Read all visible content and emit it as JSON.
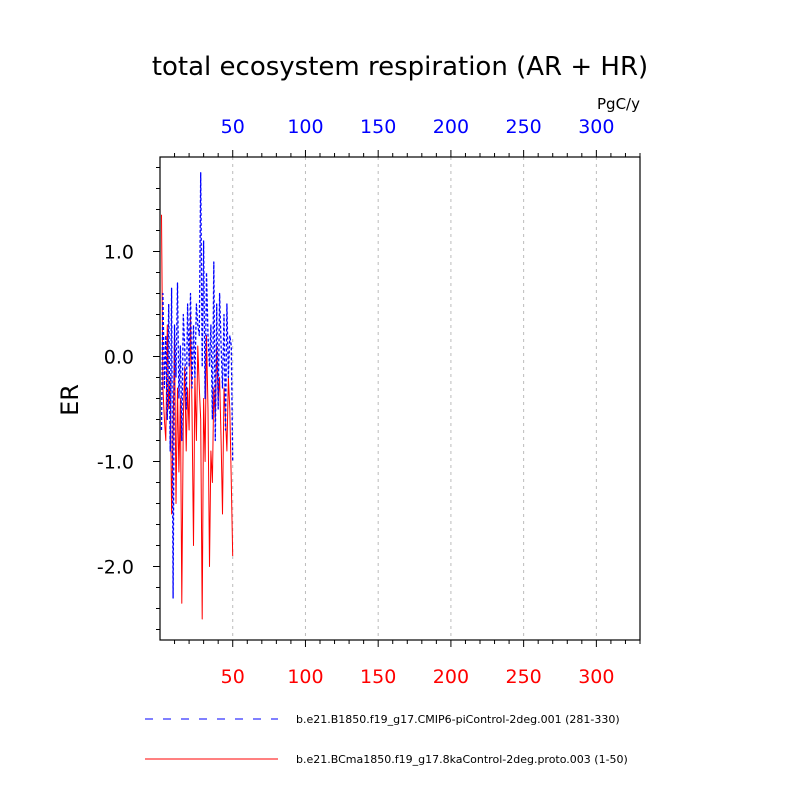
{
  "chart_data": {
    "type": "line",
    "title": "total ecosystem respiration (AR + HR)",
    "units": "PgC/y",
    "ylabel": "ER",
    "xlabel": "",
    "xlim": [
      0,
      330
    ],
    "ylim": [
      -2.7,
      1.9
    ],
    "x_ticks": [
      50,
      100,
      150,
      200,
      250,
      300
    ],
    "x_tick_labels": [
      "50",
      "100",
      "150",
      "200",
      "250",
      "300"
    ],
    "y_ticks": [
      1.0,
      0.0,
      -1.0,
      -2.0
    ],
    "y_tick_labels": [
      "1.0",
      "0.0",
      "-1.0",
      "-2.0"
    ],
    "grid": "vertical dashed at x ticks",
    "series": [
      {
        "name": "b.e21.B1850.f19_g17.CMIP6-piControl-2deg.001 (281-330)",
        "color": "#0000ff",
        "style": "dashed",
        "x": [
          1,
          2,
          3,
          4,
          5,
          6,
          7,
          8,
          9,
          10,
          11,
          12,
          13,
          14,
          15,
          16,
          17,
          18,
          19,
          20,
          21,
          22,
          23,
          24,
          25,
          26,
          27,
          28,
          29,
          30,
          31,
          32,
          33,
          34,
          35,
          36,
          37,
          38,
          39,
          40,
          41,
          42,
          43,
          44,
          45,
          46,
          47,
          48,
          49,
          50
        ],
        "values": [
          -0.7,
          0.6,
          -0.3,
          0.2,
          -0.6,
          0.5,
          -0.9,
          0.65,
          -2.3,
          0.3,
          -0.2,
          0.7,
          -0.4,
          0.1,
          -0.8,
          0.4,
          0.1,
          -0.5,
          0.5,
          -0.1,
          0.6,
          -0.3,
          0.3,
          -0.2,
          0.5,
          0.3,
          0.2,
          1.75,
          -0.1,
          1.1,
          -0.4,
          0.8,
          0.2,
          -0.1,
          0.3,
          -0.6,
          0.9,
          -0.8,
          0.5,
          -0.5,
          0.6,
          0.1,
          -0.3,
          0.4,
          -0.7,
          0.5,
          -0.2,
          0.2,
          0.1,
          -1.0
        ]
      },
      {
        "name": "b.e21.BCma1850.f19_g17.8kaControl-2deg.proto.003 (1-50)",
        "color": "#ff0000",
        "style": "solid",
        "x": [
          1,
          2,
          3,
          4,
          5,
          6,
          7,
          8,
          9,
          10,
          11,
          12,
          13,
          14,
          15,
          16,
          17,
          18,
          19,
          20,
          21,
          22,
          23,
          24,
          25,
          26,
          27,
          28,
          29,
          30,
          31,
          32,
          33,
          34,
          35,
          36,
          37,
          38,
          39,
          40,
          41,
          42,
          43,
          44,
          45,
          46,
          47,
          48,
          49,
          50
        ],
        "values": [
          1.35,
          -0.3,
          -0.6,
          -0.8,
          0.3,
          -0.5,
          -0.2,
          -1.5,
          -0.7,
          0.2,
          -1.4,
          -0.3,
          -1.1,
          -0.4,
          -2.35,
          -0.6,
          -0.1,
          -0.9,
          -0.3,
          -0.7,
          0.4,
          -0.5,
          -1.8,
          -0.2,
          -0.8,
          0.1,
          -0.3,
          -0.6,
          -2.5,
          -0.4,
          -1.0,
          0.2,
          -0.5,
          -2.0,
          -0.9,
          -1.2,
          -0.3,
          -0.6,
          0.1,
          -0.4,
          -0.2,
          -0.8,
          -1.5,
          -0.3,
          -0.6,
          -0.9,
          -0.2,
          -0.5,
          -1.2,
          -1.9
        ]
      }
    ]
  }
}
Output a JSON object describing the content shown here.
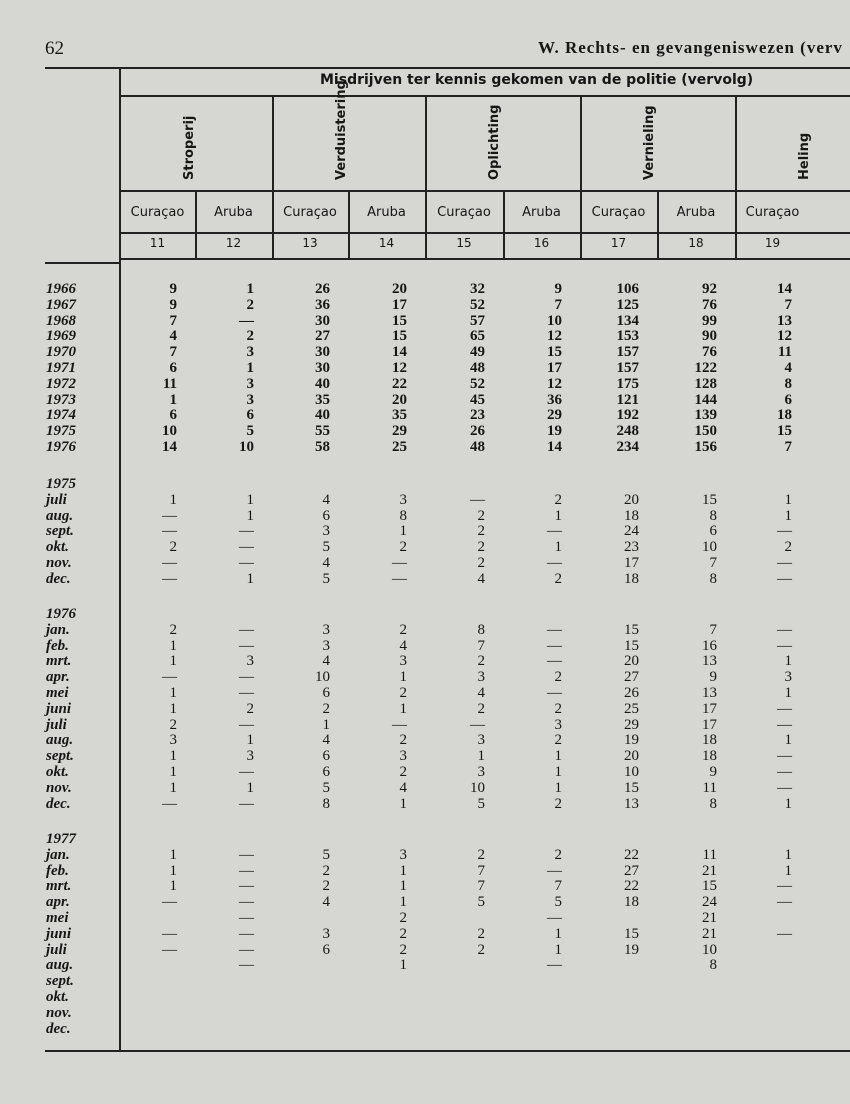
{
  "header": {
    "page_number": "62",
    "running_title": "W. Rechts- en gevangeniswezen (verv"
  },
  "table": {
    "title": "Misdrijven ter kennis gekomen van de politie (vervolg)",
    "groups": [
      "Stroperij",
      "Verduistering",
      "Oplichting",
      "Vernieling",
      "Heling"
    ],
    "columns": [
      {
        "region": "Curaçao",
        "number": "11"
      },
      {
        "region": "Aruba",
        "number": "12"
      },
      {
        "region": "Curaçao",
        "number": "13"
      },
      {
        "region": "Aruba",
        "number": "14"
      },
      {
        "region": "Curaçao",
        "number": "15"
      },
      {
        "region": "Aruba",
        "number": "16"
      },
      {
        "region": "Curaçao",
        "number": "17"
      },
      {
        "region": "Aruba",
        "number": "18"
      },
      {
        "region": "Curaçao",
        "number": "19"
      }
    ],
    "sections": [
      {
        "rows": [
          {
            "label": "1966",
            "values": [
              9,
              1,
              26,
              20,
              32,
              9,
              106,
              92,
              14
            ]
          },
          {
            "label": "1967",
            "values": [
              9,
              2,
              36,
              17,
              52,
              7,
              125,
              76,
              7
            ]
          },
          {
            "label": "1968",
            "values": [
              7,
              "—",
              30,
              15,
              57,
              10,
              134,
              99,
              13
            ]
          },
          {
            "label": "1969",
            "values": [
              4,
              2,
              27,
              15,
              65,
              12,
              153,
              90,
              12
            ]
          },
          {
            "label": "1970",
            "values": [
              7,
              3,
              30,
              14,
              49,
              15,
              157,
              76,
              11
            ]
          },
          {
            "label": "1971",
            "values": [
              6,
              1,
              30,
              12,
              48,
              17,
              157,
              122,
              4
            ]
          },
          {
            "label": "1972",
            "values": [
              11,
              3,
              40,
              22,
              52,
              12,
              175,
              128,
              8
            ]
          },
          {
            "label": "1973",
            "values": [
              1,
              3,
              35,
              20,
              45,
              36,
              121,
              144,
              6
            ]
          },
          {
            "label": "1974",
            "values": [
              6,
              6,
              40,
              35,
              23,
              29,
              192,
              139,
              18
            ]
          },
          {
            "label": "1975",
            "values": [
              10,
              5,
              55,
              29,
              26,
              19,
              248,
              150,
              15
            ]
          },
          {
            "label": "1976",
            "values": [
              14,
              10,
              58,
              25,
              48,
              14,
              234,
              156,
              7
            ]
          }
        ]
      },
      {
        "label": "1975",
        "rows": [
          {
            "label": "juli",
            "values": [
              1,
              1,
              4,
              3,
              "—",
              2,
              20,
              15,
              1
            ]
          },
          {
            "label": "aug.",
            "values": [
              "—",
              1,
              6,
              8,
              2,
              1,
              18,
              8,
              1
            ]
          },
          {
            "label": "sept.",
            "values": [
              "—",
              "—",
              3,
              1,
              2,
              "—",
              24,
              6,
              "—"
            ]
          },
          {
            "label": "okt.",
            "values": [
              2,
              "—",
              5,
              2,
              2,
              1,
              23,
              10,
              2
            ]
          },
          {
            "label": "nov.",
            "values": [
              "—",
              "—",
              4,
              "—",
              2,
              "—",
              17,
              7,
              "—"
            ]
          },
          {
            "label": "dec.",
            "values": [
              "—",
              1,
              5,
              "—",
              4,
              2,
              18,
              8,
              "—"
            ]
          }
        ]
      },
      {
        "label": "1976",
        "rows": [
          {
            "label": "jan.",
            "values": [
              2,
              "—",
              3,
              2,
              8,
              "—",
              15,
              7,
              "—"
            ]
          },
          {
            "label": "feb.",
            "values": [
              1,
              "—",
              3,
              4,
              7,
              "—",
              15,
              16,
              "—"
            ]
          },
          {
            "label": "mrt.",
            "values": [
              1,
              3,
              4,
              3,
              2,
              "—",
              20,
              13,
              1
            ]
          },
          {
            "label": "apr.",
            "values": [
              "—",
              "—",
              10,
              1,
              3,
              2,
              27,
              9,
              3
            ]
          },
          {
            "label": "mei",
            "values": [
              1,
              "—",
              6,
              2,
              4,
              "—",
              26,
              13,
              1
            ]
          },
          {
            "label": "juni",
            "values": [
              1,
              2,
              2,
              1,
              2,
              2,
              25,
              17,
              "—"
            ]
          },
          {
            "label": "juli",
            "values": [
              2,
              "—",
              1,
              "—",
              "—",
              3,
              29,
              17,
              "—"
            ]
          },
          {
            "label": "aug.",
            "values": [
              3,
              1,
              4,
              2,
              3,
              2,
              19,
              18,
              1
            ]
          },
          {
            "label": "sept.",
            "values": [
              1,
              3,
              6,
              3,
              1,
              1,
              20,
              18,
              "—"
            ]
          },
          {
            "label": "okt.",
            "values": [
              1,
              "—",
              6,
              2,
              3,
              1,
              10,
              9,
              "—"
            ]
          },
          {
            "label": "nov.",
            "values": [
              1,
              1,
              5,
              4,
              10,
              1,
              15,
              11,
              "—"
            ]
          },
          {
            "label": "dec.",
            "values": [
              "—",
              "—",
              8,
              1,
              5,
              2,
              13,
              8,
              1
            ]
          }
        ]
      },
      {
        "label": "1977",
        "rows": [
          {
            "label": "jan.",
            "values": [
              1,
              "—",
              5,
              3,
              2,
              2,
              22,
              11,
              1
            ]
          },
          {
            "label": "feb.",
            "values": [
              1,
              "—",
              2,
              1,
              7,
              "—",
              27,
              21,
              1
            ]
          },
          {
            "label": "mrt.",
            "values": [
              1,
              "—",
              2,
              1,
              7,
              7,
              22,
              15,
              "—"
            ]
          },
          {
            "label": "apr.",
            "values": [
              "—",
              "—",
              4,
              1,
              5,
              5,
              18,
              24,
              "—"
            ]
          },
          {
            "label": "mei",
            "values": [
              null,
              "—",
              null,
              2,
              null,
              "—",
              null,
              21,
              null
            ]
          },
          {
            "label": "juni",
            "values": [
              "—",
              "—",
              3,
              2,
              2,
              1,
              15,
              21,
              "—"
            ]
          },
          {
            "label": "juli",
            "values": [
              "—",
              "—",
              6,
              2,
              2,
              1,
              19,
              10,
              null
            ]
          },
          {
            "label": "aug.",
            "values": [
              null,
              "—",
              null,
              1,
              null,
              "—",
              null,
              8,
              null
            ]
          },
          {
            "label": "sept.",
            "values": [
              null,
              null,
              null,
              null,
              null,
              null,
              null,
              null,
              null
            ]
          },
          {
            "label": "okt.",
            "values": [
              null,
              null,
              null,
              null,
              null,
              null,
              null,
              null,
              null
            ]
          },
          {
            "label": "nov.",
            "values": [
              null,
              null,
              null,
              null,
              null,
              null,
              null,
              null,
              null
            ]
          },
          {
            "label": "dec.",
            "values": [
              null,
              null,
              null,
              null,
              null,
              null,
              null,
              null,
              null
            ]
          }
        ]
      }
    ]
  }
}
== == ==
#### GIVEN PROBLEM
Copy every line of the listing that includes the string "content".

#### SOLUTION
Read all visible content and emit it as JSON.
Output a JSON object describing the content shown here.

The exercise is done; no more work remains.